— START Available records —

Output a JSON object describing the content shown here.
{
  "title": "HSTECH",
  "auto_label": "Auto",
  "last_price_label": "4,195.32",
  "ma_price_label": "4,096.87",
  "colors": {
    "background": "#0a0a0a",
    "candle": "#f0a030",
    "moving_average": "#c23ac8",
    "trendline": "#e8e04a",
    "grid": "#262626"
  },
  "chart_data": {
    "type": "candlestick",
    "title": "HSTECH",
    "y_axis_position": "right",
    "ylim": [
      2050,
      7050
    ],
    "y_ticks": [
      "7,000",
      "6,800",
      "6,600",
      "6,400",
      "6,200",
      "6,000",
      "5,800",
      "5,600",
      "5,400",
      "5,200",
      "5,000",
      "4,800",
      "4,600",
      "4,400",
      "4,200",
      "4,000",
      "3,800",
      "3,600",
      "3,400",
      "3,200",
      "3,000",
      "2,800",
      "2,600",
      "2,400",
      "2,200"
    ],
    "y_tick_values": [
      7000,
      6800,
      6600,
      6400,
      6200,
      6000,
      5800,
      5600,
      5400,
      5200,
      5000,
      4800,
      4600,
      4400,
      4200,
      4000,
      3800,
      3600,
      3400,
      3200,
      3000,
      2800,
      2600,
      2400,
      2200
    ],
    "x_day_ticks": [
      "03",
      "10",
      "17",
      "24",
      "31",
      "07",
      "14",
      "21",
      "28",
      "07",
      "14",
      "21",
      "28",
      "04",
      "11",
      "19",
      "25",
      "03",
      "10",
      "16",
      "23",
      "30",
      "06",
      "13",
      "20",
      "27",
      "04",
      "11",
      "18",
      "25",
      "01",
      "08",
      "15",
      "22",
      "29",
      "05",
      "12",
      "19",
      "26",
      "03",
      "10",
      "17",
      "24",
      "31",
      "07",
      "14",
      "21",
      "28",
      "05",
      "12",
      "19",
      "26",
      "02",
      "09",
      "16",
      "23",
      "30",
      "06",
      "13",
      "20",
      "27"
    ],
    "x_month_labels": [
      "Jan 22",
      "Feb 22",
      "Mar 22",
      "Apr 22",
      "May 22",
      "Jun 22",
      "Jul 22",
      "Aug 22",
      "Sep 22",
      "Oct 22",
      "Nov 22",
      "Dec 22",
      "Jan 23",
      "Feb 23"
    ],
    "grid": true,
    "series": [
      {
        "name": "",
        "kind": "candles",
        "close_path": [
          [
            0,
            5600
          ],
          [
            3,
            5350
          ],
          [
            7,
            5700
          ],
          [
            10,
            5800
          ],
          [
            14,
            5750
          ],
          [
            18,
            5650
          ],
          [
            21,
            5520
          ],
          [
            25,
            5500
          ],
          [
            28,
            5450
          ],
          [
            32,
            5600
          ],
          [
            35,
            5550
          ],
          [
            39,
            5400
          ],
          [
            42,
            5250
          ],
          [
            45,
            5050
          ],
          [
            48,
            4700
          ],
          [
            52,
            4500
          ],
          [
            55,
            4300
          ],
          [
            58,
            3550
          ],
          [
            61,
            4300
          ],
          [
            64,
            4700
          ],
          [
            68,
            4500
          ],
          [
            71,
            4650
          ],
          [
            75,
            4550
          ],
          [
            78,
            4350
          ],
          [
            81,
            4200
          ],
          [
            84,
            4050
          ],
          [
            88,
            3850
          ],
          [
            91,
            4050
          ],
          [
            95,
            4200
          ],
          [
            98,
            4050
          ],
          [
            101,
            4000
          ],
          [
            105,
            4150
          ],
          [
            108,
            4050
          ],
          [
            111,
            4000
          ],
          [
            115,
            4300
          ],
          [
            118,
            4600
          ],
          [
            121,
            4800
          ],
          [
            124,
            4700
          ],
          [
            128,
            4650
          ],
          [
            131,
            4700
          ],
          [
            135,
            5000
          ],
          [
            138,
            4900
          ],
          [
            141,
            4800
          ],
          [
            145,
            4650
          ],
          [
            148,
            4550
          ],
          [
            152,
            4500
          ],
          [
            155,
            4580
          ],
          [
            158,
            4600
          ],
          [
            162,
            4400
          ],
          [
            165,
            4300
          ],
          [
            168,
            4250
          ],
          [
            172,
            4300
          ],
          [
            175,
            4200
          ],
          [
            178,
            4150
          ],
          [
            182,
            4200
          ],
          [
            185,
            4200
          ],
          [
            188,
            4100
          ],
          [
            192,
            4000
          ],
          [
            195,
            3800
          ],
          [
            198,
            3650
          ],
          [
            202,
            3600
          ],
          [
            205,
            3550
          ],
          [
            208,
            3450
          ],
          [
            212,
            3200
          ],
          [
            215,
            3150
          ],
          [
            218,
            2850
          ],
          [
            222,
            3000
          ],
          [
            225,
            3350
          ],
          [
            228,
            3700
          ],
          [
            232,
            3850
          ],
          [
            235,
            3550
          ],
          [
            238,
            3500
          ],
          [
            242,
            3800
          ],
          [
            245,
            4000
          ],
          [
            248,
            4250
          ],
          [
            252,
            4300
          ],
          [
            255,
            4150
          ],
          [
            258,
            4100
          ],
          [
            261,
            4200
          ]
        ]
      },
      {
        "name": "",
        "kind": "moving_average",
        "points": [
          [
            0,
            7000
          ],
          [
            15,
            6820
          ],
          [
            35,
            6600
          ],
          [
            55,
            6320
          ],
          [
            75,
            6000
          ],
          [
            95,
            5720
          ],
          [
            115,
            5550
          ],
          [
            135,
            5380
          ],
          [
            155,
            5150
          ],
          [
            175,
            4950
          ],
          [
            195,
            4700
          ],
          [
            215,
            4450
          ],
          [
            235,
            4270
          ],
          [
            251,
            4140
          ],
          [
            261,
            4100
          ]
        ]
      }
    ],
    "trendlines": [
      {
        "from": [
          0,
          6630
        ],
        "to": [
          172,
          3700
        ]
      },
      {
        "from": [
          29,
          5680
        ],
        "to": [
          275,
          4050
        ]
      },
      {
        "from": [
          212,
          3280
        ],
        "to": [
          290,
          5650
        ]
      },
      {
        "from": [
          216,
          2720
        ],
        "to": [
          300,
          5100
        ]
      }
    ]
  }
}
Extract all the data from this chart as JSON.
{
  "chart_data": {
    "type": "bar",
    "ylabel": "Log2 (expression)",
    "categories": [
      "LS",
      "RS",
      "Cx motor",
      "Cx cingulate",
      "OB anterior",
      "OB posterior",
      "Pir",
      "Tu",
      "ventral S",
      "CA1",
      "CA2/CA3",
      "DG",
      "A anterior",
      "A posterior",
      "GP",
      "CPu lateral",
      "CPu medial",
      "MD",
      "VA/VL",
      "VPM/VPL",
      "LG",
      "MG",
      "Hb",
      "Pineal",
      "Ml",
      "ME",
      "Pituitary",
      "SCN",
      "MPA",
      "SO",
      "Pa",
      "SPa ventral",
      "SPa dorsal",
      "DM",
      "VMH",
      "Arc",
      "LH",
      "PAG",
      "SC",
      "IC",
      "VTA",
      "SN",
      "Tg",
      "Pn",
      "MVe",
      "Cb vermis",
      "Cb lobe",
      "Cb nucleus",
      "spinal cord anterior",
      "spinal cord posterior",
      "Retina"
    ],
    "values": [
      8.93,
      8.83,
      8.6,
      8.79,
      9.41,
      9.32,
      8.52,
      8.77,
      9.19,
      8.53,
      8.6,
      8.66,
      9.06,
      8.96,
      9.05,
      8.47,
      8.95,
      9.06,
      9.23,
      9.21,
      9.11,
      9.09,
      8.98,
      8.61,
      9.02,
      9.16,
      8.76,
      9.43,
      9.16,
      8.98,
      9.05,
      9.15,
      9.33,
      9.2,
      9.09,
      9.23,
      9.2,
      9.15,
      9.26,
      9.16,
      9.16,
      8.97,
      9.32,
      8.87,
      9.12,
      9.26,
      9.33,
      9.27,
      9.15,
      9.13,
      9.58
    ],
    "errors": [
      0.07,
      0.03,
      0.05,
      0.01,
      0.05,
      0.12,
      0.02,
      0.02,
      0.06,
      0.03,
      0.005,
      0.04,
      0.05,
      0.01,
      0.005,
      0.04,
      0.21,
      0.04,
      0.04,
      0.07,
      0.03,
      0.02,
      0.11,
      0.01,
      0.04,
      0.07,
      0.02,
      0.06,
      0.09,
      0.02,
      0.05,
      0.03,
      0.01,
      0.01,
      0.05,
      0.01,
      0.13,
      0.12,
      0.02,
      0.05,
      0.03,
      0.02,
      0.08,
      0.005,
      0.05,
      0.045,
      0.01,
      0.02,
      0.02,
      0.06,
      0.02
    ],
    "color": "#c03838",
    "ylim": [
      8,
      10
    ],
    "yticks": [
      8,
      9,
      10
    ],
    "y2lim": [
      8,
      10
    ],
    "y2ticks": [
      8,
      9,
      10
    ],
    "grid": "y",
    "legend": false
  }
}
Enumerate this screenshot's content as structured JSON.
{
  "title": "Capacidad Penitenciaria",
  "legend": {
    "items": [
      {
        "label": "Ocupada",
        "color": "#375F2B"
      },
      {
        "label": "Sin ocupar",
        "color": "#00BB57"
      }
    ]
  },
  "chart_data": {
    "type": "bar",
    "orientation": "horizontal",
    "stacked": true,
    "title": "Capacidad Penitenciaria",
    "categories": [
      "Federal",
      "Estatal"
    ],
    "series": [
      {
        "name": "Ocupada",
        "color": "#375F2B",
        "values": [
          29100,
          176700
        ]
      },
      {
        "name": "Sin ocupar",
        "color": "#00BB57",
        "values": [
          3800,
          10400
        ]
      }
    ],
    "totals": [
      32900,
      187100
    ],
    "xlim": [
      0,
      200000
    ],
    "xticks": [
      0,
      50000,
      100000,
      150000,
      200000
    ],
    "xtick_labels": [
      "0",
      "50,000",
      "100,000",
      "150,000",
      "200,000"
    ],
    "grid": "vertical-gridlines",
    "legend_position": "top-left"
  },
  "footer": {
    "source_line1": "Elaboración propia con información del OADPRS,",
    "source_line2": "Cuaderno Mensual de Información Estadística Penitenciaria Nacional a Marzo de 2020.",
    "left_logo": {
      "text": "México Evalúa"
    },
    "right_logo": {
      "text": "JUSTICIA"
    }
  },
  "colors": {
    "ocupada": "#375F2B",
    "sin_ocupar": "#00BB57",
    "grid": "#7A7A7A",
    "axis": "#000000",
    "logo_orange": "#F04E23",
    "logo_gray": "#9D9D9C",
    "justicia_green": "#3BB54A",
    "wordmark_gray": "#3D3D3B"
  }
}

— END Available records —

**To do:** What needs duplicating is the run of lines from the one containing "Enumerate this screenshot's" through the last line of the entries above, exact and complete.

**Response to the exercise:**
Enumerate this screenshot's content as structured JSON.
{
  "title": "Capacidad Penitenciaria",
  "legend": {
    "items": [
      {
        "label": "Ocupada",
        "color": "#375F2B"
      },
      {
        "label": "Sin ocupar",
        "color": "#00BB57"
      }
    ]
  },
  "chart_data": {
    "type": "bar",
    "orientation": "horizontal",
    "stacked": true,
    "title": "Capacidad Penitenciaria",
    "categories": [
      "Federal",
      "Estatal"
    ],
    "series": [
      {
        "name": "Ocupada",
        "color": "#375F2B",
        "values": [
          29100,
          176700
        ]
      },
      {
        "name": "Sin ocupar",
        "color": "#00BB57",
        "values": [
          3800,
          10400
        ]
      }
    ],
    "totals": [
      32900,
      187100
    ],
    "xlim": [
      0,
      200000
    ],
    "xticks": [
      0,
      50000,
      100000,
      150000,
      200000
    ],
    "xtick_labels": [
      "0",
      "50,000",
      "100,000",
      "150,000",
      "200,000"
    ],
    "grid": "vertical-gridlines",
    "legend_position": "top-left"
  },
  "footer": {
    "source_line1": "Elaboración propia con información del OADPRS,",
    "source_line2": "Cuaderno Mensual de Información Estadística Penitenciaria Nacional a Marzo de 2020.",
    "left_logo": {
      "text": "México Evalúa"
    },
    "right_logo": {
      "text": "JUSTICIA"
    }
  },
  "colors": {
    "ocupada": "#375F2B",
    "sin_ocupar": "#00BB57",
    "grid": "#7A7A7A",
    "axis": "#000000",
    "logo_orange": "#F04E23",
    "logo_gray": "#9D9D9C",
    "justicia_green": "#3BB54A",
    "wordmark_gray": "#3D3D3B"
  }
}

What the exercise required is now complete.